In the data below, locate each line with the word "Email" and list it.

====================

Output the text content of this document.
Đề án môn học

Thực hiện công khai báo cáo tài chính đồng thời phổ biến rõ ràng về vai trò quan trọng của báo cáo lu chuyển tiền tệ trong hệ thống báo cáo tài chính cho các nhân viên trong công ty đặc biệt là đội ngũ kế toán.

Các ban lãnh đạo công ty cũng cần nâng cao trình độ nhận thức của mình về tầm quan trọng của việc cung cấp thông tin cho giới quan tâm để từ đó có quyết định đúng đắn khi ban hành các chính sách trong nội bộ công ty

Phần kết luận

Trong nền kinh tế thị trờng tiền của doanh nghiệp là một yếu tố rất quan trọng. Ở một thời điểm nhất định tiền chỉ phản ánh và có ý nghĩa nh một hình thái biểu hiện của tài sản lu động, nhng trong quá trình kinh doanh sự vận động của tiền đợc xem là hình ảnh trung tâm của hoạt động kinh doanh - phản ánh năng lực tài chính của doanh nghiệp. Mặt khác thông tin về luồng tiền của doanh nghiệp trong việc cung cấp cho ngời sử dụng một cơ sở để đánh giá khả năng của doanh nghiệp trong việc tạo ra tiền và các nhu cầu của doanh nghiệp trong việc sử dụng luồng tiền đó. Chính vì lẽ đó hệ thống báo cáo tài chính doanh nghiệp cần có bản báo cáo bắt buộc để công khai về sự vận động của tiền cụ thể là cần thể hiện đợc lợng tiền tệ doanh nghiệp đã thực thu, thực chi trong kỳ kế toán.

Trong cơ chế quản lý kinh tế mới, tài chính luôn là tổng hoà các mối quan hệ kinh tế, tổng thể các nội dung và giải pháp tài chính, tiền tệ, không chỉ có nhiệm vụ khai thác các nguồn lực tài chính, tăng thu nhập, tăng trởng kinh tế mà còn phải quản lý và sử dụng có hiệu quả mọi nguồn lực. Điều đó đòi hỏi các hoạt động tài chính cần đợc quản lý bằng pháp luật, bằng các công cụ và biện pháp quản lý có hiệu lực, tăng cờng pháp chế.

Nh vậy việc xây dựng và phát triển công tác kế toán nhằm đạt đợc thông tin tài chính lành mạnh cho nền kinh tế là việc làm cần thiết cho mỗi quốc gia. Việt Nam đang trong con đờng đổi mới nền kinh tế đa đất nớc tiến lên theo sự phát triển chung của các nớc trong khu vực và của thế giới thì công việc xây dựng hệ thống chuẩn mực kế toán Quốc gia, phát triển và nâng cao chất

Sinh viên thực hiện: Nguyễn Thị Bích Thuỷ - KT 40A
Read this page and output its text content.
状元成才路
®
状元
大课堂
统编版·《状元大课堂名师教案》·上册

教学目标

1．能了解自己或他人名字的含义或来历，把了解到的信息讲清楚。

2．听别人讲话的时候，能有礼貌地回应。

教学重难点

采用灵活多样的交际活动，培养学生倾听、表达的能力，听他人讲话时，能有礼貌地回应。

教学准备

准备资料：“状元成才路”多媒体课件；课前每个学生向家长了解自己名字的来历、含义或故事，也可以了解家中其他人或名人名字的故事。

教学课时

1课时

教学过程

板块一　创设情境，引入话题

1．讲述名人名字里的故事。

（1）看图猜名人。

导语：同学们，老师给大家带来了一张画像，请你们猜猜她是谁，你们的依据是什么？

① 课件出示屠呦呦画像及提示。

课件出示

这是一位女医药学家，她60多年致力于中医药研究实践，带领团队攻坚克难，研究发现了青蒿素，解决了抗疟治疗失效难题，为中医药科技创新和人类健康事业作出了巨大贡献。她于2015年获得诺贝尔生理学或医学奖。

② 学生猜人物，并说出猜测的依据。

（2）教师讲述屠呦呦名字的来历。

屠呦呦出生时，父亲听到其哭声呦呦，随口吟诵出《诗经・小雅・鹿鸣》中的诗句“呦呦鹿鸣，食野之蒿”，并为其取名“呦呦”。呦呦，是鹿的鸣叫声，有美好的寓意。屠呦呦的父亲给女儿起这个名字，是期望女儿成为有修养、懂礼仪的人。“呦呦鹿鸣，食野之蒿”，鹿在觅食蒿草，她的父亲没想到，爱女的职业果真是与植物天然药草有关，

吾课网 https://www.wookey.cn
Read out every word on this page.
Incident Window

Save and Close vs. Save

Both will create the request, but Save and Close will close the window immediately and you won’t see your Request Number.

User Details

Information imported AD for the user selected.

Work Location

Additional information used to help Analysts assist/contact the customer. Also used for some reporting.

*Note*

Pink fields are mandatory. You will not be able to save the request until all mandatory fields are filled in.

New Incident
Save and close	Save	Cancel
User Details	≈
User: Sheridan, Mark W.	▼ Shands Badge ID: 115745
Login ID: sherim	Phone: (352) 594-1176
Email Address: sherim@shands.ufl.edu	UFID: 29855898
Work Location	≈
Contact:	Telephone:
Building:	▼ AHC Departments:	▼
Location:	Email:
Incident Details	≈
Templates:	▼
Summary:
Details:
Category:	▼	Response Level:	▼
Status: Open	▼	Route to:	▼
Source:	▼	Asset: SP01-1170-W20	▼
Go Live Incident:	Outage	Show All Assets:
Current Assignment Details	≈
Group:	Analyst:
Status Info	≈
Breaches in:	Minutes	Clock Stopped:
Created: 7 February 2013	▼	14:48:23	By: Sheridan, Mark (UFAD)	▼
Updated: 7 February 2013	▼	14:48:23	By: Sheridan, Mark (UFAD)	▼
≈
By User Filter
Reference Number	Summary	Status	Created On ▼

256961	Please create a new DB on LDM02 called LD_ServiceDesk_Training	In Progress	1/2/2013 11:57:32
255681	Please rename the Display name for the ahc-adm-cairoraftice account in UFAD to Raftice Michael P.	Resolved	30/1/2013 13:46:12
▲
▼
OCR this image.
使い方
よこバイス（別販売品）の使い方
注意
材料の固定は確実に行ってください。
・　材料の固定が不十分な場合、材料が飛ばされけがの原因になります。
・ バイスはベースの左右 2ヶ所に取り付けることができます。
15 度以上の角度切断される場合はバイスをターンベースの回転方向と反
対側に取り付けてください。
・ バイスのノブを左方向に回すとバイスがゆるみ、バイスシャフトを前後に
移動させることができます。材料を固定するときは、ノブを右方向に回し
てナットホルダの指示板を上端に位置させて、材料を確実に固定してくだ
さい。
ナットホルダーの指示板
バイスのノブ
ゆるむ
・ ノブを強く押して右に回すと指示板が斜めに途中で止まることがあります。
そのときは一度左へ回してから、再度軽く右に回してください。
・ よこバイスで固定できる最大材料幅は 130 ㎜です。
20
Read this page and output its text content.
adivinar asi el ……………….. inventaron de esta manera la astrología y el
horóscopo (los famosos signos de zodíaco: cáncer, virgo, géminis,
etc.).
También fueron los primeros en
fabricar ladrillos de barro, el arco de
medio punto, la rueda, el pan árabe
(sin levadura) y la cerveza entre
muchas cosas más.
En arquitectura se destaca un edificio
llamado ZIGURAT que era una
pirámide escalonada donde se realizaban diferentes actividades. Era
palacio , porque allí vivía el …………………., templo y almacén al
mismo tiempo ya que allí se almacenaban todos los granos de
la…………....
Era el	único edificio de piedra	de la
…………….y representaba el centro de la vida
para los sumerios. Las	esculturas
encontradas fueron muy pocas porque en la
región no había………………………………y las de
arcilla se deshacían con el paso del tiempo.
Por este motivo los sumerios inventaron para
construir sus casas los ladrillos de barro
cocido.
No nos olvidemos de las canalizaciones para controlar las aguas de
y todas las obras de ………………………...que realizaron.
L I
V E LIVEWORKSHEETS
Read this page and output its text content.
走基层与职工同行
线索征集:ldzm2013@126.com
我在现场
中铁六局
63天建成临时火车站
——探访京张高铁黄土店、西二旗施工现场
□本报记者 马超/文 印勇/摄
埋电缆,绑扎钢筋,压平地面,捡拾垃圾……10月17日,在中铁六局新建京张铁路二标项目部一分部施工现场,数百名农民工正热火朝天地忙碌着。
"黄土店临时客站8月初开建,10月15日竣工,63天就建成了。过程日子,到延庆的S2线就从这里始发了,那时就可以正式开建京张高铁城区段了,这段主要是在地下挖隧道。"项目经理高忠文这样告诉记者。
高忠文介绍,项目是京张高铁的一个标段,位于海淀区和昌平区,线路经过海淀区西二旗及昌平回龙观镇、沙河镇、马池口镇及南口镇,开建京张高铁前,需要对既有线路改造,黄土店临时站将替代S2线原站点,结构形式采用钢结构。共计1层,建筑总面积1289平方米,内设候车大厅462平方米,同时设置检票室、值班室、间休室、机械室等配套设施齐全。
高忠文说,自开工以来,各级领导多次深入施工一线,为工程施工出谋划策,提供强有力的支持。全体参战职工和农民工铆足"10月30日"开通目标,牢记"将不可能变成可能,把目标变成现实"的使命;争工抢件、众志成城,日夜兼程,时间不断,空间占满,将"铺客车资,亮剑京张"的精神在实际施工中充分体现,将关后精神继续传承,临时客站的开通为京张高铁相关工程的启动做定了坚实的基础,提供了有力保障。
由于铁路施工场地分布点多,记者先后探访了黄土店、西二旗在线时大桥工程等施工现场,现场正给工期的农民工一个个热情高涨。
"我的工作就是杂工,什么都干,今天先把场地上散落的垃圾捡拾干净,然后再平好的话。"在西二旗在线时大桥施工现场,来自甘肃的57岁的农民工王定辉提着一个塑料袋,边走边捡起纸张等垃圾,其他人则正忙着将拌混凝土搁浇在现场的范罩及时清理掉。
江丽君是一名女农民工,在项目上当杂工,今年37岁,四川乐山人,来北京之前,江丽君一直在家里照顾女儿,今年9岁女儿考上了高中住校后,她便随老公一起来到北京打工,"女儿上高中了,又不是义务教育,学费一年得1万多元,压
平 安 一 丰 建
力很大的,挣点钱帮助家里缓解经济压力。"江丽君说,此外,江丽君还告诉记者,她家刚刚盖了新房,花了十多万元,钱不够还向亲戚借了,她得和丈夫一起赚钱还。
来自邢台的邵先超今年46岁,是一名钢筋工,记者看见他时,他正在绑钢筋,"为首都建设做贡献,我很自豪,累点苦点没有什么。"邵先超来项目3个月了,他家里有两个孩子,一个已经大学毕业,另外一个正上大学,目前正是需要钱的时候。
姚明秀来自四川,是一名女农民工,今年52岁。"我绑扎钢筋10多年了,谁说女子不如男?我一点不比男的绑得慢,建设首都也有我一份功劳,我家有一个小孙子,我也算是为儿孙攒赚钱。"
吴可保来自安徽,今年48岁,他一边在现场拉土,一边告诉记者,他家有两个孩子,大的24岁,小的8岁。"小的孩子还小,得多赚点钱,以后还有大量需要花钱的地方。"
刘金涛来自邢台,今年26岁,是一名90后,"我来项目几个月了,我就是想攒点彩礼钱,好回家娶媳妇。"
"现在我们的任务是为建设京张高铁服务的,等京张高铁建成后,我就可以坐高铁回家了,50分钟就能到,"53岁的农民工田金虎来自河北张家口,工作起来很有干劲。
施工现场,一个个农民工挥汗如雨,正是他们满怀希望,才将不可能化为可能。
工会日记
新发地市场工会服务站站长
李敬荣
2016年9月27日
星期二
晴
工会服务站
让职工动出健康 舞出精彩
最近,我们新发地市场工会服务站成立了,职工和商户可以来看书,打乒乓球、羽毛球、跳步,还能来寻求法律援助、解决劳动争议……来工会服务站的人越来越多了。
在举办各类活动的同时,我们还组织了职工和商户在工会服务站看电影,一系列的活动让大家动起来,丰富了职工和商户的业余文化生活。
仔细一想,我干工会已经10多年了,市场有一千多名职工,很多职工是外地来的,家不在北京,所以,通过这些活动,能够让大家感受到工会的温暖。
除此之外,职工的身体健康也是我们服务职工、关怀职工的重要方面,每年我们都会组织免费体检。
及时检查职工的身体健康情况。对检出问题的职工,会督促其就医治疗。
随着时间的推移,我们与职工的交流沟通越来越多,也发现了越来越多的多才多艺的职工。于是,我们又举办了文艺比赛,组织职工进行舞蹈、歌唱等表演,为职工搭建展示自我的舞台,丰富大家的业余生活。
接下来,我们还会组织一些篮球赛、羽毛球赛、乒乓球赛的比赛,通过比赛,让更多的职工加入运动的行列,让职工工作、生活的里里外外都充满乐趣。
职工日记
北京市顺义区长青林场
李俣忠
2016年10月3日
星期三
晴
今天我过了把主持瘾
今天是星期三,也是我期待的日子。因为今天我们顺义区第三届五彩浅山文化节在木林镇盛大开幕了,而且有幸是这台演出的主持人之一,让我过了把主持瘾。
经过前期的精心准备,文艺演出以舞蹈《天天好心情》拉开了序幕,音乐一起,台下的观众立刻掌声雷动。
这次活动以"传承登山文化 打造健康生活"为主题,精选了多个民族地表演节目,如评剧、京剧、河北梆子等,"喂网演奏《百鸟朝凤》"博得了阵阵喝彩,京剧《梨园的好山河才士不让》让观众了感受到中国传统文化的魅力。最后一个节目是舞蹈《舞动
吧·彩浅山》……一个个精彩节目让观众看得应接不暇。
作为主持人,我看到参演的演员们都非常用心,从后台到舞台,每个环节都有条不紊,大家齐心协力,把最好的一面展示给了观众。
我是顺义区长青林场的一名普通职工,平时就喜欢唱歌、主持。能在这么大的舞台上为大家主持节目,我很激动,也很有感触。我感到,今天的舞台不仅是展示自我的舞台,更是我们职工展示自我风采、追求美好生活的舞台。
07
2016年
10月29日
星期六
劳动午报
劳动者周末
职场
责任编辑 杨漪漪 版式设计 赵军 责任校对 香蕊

====================

Task response:
Email Address: sherim@shands.ufl.edu	UFID: 29855898
Location:	Email:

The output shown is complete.